=== EXCERPTED RECORDS ===
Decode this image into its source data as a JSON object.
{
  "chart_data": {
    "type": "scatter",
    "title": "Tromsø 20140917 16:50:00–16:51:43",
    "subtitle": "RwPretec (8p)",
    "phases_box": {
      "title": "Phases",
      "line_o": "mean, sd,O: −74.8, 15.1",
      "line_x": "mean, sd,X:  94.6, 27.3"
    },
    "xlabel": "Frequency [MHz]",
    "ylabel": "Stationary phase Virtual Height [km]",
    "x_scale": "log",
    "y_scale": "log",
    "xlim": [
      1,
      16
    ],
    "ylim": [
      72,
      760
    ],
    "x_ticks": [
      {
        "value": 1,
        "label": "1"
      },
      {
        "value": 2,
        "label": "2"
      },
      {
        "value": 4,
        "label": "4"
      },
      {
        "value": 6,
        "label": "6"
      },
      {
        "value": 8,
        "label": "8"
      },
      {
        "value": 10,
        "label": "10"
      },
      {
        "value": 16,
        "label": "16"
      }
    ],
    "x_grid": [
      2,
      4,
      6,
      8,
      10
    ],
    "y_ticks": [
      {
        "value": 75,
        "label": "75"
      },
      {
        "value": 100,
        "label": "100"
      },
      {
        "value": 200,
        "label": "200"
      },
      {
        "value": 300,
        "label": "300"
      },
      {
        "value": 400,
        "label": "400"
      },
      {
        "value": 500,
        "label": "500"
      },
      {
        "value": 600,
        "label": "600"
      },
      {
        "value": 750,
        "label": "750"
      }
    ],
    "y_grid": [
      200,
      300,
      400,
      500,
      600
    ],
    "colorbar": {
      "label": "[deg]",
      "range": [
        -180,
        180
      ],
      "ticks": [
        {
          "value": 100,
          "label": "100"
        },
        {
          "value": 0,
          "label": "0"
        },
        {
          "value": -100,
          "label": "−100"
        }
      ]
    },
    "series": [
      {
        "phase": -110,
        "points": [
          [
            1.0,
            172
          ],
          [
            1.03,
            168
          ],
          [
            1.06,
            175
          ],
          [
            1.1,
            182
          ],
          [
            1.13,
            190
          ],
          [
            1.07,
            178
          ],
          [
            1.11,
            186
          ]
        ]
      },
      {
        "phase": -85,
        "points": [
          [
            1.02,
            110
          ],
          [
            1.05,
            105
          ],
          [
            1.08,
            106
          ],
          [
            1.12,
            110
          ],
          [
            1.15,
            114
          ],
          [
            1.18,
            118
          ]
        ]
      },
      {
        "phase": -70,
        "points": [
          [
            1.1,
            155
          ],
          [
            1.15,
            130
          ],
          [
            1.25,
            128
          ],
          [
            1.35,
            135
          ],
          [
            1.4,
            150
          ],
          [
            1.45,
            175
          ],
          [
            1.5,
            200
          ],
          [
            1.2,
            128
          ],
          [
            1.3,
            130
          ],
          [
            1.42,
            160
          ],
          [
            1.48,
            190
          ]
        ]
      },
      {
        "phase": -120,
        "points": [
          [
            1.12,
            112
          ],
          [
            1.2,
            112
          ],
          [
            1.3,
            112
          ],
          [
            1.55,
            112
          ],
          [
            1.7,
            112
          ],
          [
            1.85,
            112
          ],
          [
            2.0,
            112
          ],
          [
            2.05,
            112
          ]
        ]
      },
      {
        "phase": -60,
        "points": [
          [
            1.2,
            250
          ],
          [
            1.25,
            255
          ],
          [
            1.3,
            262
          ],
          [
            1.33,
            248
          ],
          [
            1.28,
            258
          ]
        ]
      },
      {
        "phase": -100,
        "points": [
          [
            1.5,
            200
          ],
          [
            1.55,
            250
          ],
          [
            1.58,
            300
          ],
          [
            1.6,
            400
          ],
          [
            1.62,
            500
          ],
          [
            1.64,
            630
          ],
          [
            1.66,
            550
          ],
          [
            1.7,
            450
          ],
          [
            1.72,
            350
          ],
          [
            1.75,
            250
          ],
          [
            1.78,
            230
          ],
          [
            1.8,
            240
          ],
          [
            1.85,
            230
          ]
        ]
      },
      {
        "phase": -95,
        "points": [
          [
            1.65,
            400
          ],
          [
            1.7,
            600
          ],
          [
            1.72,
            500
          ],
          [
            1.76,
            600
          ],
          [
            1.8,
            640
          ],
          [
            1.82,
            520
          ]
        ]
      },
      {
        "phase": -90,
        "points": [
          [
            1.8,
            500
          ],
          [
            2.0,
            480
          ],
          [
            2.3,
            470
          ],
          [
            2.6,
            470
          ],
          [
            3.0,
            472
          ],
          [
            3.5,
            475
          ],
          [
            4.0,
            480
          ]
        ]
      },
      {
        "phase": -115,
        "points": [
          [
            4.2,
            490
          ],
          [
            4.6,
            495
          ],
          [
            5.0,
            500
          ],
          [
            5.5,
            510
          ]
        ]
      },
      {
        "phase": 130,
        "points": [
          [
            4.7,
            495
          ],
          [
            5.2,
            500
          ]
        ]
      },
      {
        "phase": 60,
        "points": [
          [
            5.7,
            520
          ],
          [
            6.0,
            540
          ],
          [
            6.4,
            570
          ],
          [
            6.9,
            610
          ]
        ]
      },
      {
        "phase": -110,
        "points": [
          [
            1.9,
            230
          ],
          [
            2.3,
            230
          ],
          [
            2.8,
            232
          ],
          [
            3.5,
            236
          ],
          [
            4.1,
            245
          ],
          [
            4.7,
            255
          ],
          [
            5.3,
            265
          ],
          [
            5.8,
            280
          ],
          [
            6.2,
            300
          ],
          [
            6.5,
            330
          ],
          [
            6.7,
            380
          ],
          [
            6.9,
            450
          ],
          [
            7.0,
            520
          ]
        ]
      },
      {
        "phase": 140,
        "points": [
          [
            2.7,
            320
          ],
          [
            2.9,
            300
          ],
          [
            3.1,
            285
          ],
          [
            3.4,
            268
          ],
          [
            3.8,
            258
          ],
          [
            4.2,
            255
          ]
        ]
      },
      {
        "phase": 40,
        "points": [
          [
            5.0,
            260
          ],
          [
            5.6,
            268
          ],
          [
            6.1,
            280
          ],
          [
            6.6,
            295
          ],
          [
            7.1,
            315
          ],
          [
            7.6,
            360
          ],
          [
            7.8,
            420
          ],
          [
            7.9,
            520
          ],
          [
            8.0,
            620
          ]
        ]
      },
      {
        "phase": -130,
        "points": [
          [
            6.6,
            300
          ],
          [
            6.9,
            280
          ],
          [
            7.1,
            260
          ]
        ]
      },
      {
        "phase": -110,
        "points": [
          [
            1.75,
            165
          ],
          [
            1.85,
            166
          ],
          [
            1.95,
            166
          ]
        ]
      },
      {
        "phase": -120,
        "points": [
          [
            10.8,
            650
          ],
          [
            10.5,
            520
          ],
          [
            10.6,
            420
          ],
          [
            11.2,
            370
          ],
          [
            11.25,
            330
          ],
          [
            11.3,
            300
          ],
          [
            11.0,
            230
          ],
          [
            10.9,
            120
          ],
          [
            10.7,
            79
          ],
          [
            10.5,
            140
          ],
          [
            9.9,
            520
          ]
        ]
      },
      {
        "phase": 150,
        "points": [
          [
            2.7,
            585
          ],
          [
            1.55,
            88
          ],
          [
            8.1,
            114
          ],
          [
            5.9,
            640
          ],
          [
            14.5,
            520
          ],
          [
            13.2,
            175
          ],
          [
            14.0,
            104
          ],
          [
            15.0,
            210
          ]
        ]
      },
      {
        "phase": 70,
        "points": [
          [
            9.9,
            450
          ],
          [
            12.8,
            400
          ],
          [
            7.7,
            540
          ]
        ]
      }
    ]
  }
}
===
▸ WHAT THE EXERCISE ASKS:
How many lines of the data hold the string "mean"? Reply with the number alone.

▸ EXPECTED ANSWER:
2